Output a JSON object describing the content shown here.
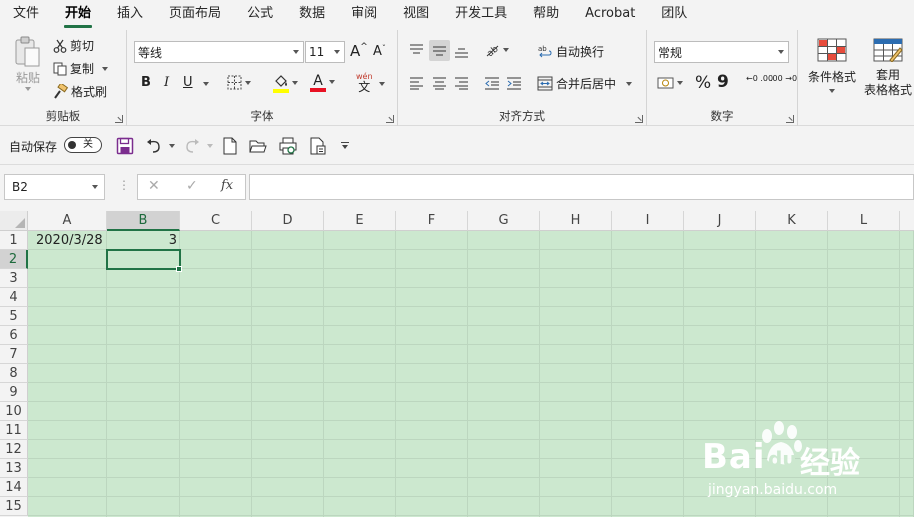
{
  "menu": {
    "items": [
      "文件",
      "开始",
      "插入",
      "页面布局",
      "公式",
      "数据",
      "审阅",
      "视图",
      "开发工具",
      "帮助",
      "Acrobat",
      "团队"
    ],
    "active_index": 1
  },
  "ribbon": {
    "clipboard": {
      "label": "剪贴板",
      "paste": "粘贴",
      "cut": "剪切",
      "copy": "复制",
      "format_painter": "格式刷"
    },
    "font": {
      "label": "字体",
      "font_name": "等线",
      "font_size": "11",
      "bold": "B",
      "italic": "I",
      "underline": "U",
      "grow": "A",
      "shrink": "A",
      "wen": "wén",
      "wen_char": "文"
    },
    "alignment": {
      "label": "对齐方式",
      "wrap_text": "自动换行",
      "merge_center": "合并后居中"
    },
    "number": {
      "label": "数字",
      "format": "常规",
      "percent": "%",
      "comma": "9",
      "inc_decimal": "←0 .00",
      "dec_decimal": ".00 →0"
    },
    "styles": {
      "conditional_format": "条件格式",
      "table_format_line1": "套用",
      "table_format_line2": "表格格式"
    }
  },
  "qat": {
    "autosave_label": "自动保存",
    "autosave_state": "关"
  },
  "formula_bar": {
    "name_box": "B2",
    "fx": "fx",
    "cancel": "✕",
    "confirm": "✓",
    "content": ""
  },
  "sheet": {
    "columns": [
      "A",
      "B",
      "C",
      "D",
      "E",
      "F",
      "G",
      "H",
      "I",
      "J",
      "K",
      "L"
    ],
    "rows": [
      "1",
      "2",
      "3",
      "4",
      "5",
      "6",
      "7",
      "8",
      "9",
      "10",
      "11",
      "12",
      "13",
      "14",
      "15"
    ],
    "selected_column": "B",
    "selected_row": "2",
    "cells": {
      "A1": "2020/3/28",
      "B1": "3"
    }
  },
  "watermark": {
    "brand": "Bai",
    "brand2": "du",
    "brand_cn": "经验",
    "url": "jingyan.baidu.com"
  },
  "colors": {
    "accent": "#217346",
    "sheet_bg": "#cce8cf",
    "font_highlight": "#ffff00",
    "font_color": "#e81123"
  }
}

**Given task:** Output every entry word for word, but omit the pictures.

**Problem solution:**
Output a JSON object describing the content shown here.
{
  "menu": {
    "items": [
      "文件",
      "开始",
      "插入",
      "页面布局",
      "公式",
      "数据",
      "审阅",
      "视图",
      "开发工具",
      "帮助",
      "Acrobat",
      "团队"
    ],
    "active_index": 1
  },
  "ribbon": {
    "clipboard": {
      "label": "剪贴板",
      "paste": "粘贴",
      "cut": "剪切",
      "copy": "复制",
      "format_painter": "格式刷"
    },
    "font": {
      "label": "字体",
      "font_name": "等线",
      "font_size": "11",
      "bold": "B",
      "italic": "I",
      "underline": "U",
      "grow": "A",
      "shrink": "A",
      "wen": "wén",
      "wen_char": "文"
    },
    "alignment": {
      "label": "对齐方式",
      "wrap_text": "自动换行",
      "merge_center": "合并后居中"
    },
    "number": {
      "label": "数字",
      "format": "常规",
      "percent": "%",
      "comma": "9",
      "inc_decimal": "←0 .00",
      "dec_decimal": ".00 →0"
    },
    "styles": {
      "conditional_format": "条件格式",
      "table_format_line1": "套用",
      "table_format_line2": "表格格式"
    }
  },
  "qat": {
    "autosave_label": "自动保存",
    "autosave_state": "关"
  },
  "formula_bar": {
    "name_box": "B2",
    "fx": "fx",
    "cancel": "✕",
    "confirm": "✓",
    "content": ""
  },
  "sheet": {
    "columns": [
      "A",
      "B",
      "C",
      "D",
      "E",
      "F",
      "G",
      "H",
      "I",
      "J",
      "K",
      "L"
    ],
    "rows": [
      "1",
      "2",
      "3",
      "4",
      "5",
      "6",
      "7",
      "8",
      "9",
      "10",
      "11",
      "12",
      "13",
      "14",
      "15"
    ],
    "selected_column": "B",
    "selected_row": "2",
    "cells": {
      "A1": "2020/3/28",
      "B1": "3"
    }
  },
  "watermark": {
    "brand": "Bai",
    "brand2": "du",
    "brand_cn": "经验",
    "url": "jingyan.baidu.com"
  },
  "colors": {
    "accent": "#217346",
    "sheet_bg": "#cce8cf",
    "font_highlight": "#ffff00",
    "font_color": "#e81123"
  }
}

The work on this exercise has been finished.